■ INSTRUCTIONS FOR THE TASK
Give a verbatim quotation of every record.

[A run of records]
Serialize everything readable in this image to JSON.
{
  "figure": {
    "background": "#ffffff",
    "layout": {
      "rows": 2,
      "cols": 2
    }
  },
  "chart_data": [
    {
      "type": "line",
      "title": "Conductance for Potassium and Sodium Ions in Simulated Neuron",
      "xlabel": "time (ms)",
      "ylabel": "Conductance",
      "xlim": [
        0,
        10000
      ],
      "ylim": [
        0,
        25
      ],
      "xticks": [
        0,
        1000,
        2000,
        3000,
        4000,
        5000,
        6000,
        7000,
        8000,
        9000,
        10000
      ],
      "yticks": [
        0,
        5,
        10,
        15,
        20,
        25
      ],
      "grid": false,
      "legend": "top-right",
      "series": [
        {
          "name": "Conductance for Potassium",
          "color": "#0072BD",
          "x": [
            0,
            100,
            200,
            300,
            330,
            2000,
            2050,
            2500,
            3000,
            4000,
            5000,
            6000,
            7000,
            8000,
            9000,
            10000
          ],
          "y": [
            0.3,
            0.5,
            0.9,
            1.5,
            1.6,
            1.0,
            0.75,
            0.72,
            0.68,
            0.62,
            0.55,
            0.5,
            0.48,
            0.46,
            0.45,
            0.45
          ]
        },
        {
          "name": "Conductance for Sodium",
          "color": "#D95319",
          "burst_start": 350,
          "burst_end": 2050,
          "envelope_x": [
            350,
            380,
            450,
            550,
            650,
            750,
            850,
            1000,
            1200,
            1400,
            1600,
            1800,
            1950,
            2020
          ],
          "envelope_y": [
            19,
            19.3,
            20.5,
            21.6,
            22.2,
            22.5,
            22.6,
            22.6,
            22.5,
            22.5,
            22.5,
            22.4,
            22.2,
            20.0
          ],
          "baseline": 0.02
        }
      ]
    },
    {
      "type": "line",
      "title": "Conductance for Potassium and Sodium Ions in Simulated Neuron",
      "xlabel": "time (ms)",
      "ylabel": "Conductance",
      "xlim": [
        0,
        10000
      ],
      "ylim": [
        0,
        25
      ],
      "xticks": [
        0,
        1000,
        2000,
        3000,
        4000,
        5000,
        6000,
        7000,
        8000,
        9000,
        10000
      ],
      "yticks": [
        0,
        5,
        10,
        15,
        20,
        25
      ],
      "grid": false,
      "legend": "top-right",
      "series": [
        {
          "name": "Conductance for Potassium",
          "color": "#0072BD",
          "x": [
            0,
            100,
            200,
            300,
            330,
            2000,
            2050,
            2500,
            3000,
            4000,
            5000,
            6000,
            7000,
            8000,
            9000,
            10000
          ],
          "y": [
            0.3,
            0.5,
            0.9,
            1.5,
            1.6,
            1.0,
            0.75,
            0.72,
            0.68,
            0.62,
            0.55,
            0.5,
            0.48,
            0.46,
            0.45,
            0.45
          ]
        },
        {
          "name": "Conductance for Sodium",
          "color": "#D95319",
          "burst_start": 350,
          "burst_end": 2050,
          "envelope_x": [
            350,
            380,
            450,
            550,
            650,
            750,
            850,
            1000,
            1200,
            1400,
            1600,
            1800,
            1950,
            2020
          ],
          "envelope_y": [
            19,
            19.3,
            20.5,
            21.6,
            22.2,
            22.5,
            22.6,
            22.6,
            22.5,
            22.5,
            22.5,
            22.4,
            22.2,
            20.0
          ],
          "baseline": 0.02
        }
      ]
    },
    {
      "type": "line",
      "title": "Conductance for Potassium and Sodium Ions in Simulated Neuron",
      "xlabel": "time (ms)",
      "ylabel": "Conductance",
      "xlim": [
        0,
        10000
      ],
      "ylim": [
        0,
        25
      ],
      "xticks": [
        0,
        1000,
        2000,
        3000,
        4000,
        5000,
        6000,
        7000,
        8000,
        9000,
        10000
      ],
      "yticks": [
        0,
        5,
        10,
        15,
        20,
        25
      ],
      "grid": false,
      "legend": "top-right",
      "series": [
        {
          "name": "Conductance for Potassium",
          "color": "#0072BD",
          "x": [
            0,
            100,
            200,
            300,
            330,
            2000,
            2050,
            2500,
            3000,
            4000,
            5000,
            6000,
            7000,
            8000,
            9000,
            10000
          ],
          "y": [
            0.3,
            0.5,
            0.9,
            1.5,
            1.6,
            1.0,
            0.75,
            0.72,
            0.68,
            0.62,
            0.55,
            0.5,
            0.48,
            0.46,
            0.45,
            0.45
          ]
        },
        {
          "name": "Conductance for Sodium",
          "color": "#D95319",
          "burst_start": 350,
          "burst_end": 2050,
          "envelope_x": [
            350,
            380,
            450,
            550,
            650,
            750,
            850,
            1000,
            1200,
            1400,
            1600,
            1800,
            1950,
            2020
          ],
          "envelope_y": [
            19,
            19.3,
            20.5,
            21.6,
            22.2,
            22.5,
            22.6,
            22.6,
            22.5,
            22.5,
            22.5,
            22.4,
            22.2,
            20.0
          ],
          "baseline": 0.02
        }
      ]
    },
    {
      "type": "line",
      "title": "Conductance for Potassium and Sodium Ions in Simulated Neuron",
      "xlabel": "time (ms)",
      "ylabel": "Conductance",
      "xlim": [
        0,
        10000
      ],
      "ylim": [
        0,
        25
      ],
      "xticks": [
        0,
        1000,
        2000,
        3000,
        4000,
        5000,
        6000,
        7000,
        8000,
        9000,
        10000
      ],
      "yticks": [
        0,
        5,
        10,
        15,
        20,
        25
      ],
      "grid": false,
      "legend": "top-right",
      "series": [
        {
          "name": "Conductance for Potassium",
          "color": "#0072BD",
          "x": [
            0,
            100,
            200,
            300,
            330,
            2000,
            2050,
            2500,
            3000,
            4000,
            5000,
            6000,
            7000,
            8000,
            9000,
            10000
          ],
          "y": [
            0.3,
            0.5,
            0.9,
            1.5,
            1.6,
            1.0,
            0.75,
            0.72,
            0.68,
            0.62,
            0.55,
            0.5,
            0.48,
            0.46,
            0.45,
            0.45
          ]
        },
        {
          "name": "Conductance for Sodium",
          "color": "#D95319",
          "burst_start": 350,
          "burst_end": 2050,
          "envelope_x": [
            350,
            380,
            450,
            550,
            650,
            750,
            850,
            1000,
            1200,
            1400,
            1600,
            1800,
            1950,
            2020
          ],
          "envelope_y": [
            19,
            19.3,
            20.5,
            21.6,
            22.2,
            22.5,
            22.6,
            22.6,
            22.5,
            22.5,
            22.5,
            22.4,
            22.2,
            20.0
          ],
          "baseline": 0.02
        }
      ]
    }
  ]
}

■ EXERCISE SOLUTION
Serialize everything readable in this image to JSON.
{
  "figure": {
    "background": "#ffffff",
    "layout": {
      "rows": 2,
      "cols": 2
    }
  },
  "chart_data": [
    {
      "type": "line",
      "title": "Conductance for Potassium and Sodium Ions in Simulated Neuron",
      "xlabel": "time (ms)",
      "ylabel": "Conductance",
      "xlim": [
        0,
        10000
      ],
      "ylim": [
        0,
        25
      ],
      "xticks": [
        0,
        1000,
        2000,
        3000,
        4000,
        5000,
        6000,
        7000,
        8000,
        9000,
        10000
      ],
      "yticks": [
        0,
        5,
        10,
        15,
        20,
        25
      ],
      "grid": false,
      "legend": "top-right",
      "series": [
        {
          "name": "Conductance for Potassium",
          "color": "#0072BD",
          "x": [
            0,
            100,
            200,
            300,
            330,
            2000,
            2050,
            2500,
            3000,
            4000,
            5000,
            6000,
            7000,
            8000,
            9000,
            10000
          ],
          "y": [
            0.3,
            0.5,
            0.9,
            1.5,
            1.6,
            1.0,
            0.75,
            0.72,
            0.68,
            0.62,
            0.55,
            0.5,
            0.48,
            0.46,
            0.45,
            0.45
          ]
        },
        {
          "name": "Conductance for Sodium",
          "color": "#D95319",
          "burst_start": 350,
          "burst_end": 2050,
          "envelope_x": [
            350,
            380,
            450,
            550,
            650,
            750,
            850,
            1000,
            1200,
            1400,
            1600,
            1800,
            1950,
            2020
          ],
          "envelope_y": [
            19,
            19.3,
            20.5,
            21.6,
            22.2,
            22.5,
            22.6,
            22.6,
            22.5,
            22.5,
            22.5,
            22.4,
            22.2,
            20.0
          ],
          "baseline": 0.02
        }
      ]
    },
    {
      "type": "line",
      "title": "Conductance for Potassium and Sodium Ions in Simulated Neuron",
      "xlabel": "time (ms)",
      "ylabel": "Conductance",
      "xlim": [
        0,
        10000
      ],
      "ylim": [
        0,
        25
      ],
      "xticks": [
        0,
        1000,
        2000,
        3000,
        4000,
        5000,
        6000,
        7000,
        8000,
        9000,
        10000
      ],
      "yticks": [
        0,
        5,
        10,
        15,
        20,
        25
      ],
      "grid": false,
      "legend": "top-right",
      "series": [
        {
          "name": "Conductance for Potassium",
          "color": "#0072BD",
          "x": [
            0,
            100,
            200,
            300,
            330,
            2000,
            2050,
            2500,
            3000,
            4000,
            5000,
            6000,
            7000,
            8000,
            9000,
            10000
          ],
          "y": [
            0.3,
            0.5,
            0.9,
            1.5,
            1.6,
            1.0,
            0.75,
            0.72,
            0.68,
            0.62,
            0.55,
            0.5,
            0.48,
            0.46,
            0.45,
            0.45
          ]
        },
        {
          "name": "Conductance for Sodium",
          "color": "#D95319",
          "burst_start": 350,
          "burst_end": 2050,
          "envelope_x": [
            350,
            380,
            450,
            550,
            650,
            750,
            850,
            1000,
            1200,
            1400,
            1600,
            1800,
            1950,
            2020
          ],
          "envelope_y": [
            19,
            19.3,
            20.5,
            21.6,
            22.2,
            22.5,
            22.6,
            22.6,
            22.5,
            22.5,
            22.5,
            22.4,
            22.2,
            20.0
          ],
          "baseline": 0.02
        }
      ]
    },
    {
      "type": "line",
      "title": "Conductance for Potassium and Sodium Ions in Simulated Neuron",
      "xlabel": "time (ms)",
      "ylabel": "Conductance",
      "xlim": [
        0,
        10000
      ],
      "ylim": [
        0,
        25
      ],
      "xticks": [
        0,
        1000,
        2000,
        3000,
        4000,
        5000,
        6000,
        7000,
        8000,
        9000,
        10000
      ],
      "yticks": [
        0,
        5,
        10,
        15,
        20,
        25
      ],
      "grid": false,
      "legend": "top-right",
      "series": [
        {
          "name": "Conductance for Potassium",
          "color": "#0072BD",
          "x": [
            0,
            100,
            200,
            300,
            330,
            2000,
            2050,
            2500,
            3000,
            4000,
            5000,
            6000,
            7000,
            8000,
            9000,
            10000
          ],
          "y": [
            0.3,
            0.5,
            0.9,
            1.5,
            1.6,
            1.0,
            0.75,
            0.72,
            0.68,
            0.62,
            0.55,
            0.5,
            0.48,
            0.46,
            0.45,
            0.45
          ]
        },
        {
          "name": "Conductance for Sodium",
          "color": "#D95319",
          "burst_start": 350,
          "burst_end": 2050,
          "envelope_x": [
            350,
            380,
            450,
            550,
            650,
            750,
            850,
            1000,
            1200,
            1400,
            1600,
            1800,
            1950,
            2020
          ],
          "envelope_y": [
            19,
            19.3,
            20.5,
            21.6,
            22.2,
            22.5,
            22.6,
            22.6,
            22.5,
            22.5,
            22.5,
            22.4,
            22.2,
            20.0
          ],
          "baseline": 0.02
        }
      ]
    },
    {
      "type": "line",
      "title": "Conductance for Potassium and Sodium Ions in Simulated Neuron",
      "xlabel": "time (ms)",
      "ylabel": "Conductance",
      "xlim": [
        0,
        10000
      ],
      "ylim": [
        0,
        25
      ],
      "xticks": [
        0,
        1000,
        2000,
        3000,
        4000,
        5000,
        6000,
        7000,
        8000,
        9000,
        10000
      ],
      "yticks": [
        0,
        5,
        10,
        15,
        20,
        25
      ],
      "grid": false,
      "legend": "top-right",
      "series": [
        {
          "name": "Conductance for Potassium",
          "color": "#0072BD",
          "x": [
            0,
            100,
            200,
            300,
            330,
            2000,
            2050,
            2500,
            3000,
            4000,
            5000,
            6000,
            7000,
            8000,
            9000,
            10000
          ],
          "y": [
            0.3,
            0.5,
            0.9,
            1.5,
            1.6,
            1.0,
            0.75,
            0.72,
            0.68,
            0.62,
            0.55,
            0.5,
            0.48,
            0.46,
            0.45,
            0.45
          ]
        },
        {
          "name": "Conductance for Sodium",
          "color": "#D95319",
          "burst_start": 350,
          "burst_end": 2050,
          "envelope_x": [
            350,
            380,
            450,
            550,
            650,
            750,
            850,
            1000,
            1200,
            1400,
            1600,
            1800,
            1950,
            2020
          ],
          "envelope_y": [
            19,
            19.3,
            20.5,
            21.6,
            22.2,
            22.5,
            22.6,
            22.6,
            22.5,
            22.5,
            22.5,
            22.4,
            22.2,
            20.0
          ],
          "baseline": 0.02
        }
      ]
    }
  ]
}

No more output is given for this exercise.